• Data records
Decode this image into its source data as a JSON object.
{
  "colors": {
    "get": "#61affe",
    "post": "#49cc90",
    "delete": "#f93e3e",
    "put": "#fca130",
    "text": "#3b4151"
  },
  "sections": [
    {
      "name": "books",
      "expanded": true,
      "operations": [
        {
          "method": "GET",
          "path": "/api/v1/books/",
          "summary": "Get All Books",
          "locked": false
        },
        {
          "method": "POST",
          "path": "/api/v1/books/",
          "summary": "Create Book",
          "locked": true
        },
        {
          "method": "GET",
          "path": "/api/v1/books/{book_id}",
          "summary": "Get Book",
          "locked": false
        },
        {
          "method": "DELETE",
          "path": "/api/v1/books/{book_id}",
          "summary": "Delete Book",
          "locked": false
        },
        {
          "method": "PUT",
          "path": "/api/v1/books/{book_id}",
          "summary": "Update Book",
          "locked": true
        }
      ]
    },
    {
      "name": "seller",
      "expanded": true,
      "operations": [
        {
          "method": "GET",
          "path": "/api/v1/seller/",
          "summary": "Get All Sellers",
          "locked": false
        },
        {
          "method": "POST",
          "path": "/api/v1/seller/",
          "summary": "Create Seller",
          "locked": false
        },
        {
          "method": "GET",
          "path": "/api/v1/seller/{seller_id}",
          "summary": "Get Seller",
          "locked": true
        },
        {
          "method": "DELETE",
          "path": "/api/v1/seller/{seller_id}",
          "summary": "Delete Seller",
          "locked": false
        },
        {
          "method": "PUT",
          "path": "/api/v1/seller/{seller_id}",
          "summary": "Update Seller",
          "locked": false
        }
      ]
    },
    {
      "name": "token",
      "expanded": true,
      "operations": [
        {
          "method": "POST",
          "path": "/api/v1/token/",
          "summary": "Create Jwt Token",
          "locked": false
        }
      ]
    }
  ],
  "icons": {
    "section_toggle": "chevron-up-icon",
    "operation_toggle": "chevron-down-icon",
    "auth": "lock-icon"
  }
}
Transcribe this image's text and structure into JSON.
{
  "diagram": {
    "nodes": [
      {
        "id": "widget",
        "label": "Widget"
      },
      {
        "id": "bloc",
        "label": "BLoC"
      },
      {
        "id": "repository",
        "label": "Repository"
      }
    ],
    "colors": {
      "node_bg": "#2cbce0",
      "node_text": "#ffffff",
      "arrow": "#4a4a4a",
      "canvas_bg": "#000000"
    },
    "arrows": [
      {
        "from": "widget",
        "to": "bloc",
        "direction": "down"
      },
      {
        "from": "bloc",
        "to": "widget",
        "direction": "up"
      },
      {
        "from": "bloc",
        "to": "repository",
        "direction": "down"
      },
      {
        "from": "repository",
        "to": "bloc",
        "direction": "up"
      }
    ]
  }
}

• Goal
Return every line from the records above that holds the word "this".

• Answer for the task
Decode this image into its source data as a JSON object.
Transcribe this image's text and structure into JSON.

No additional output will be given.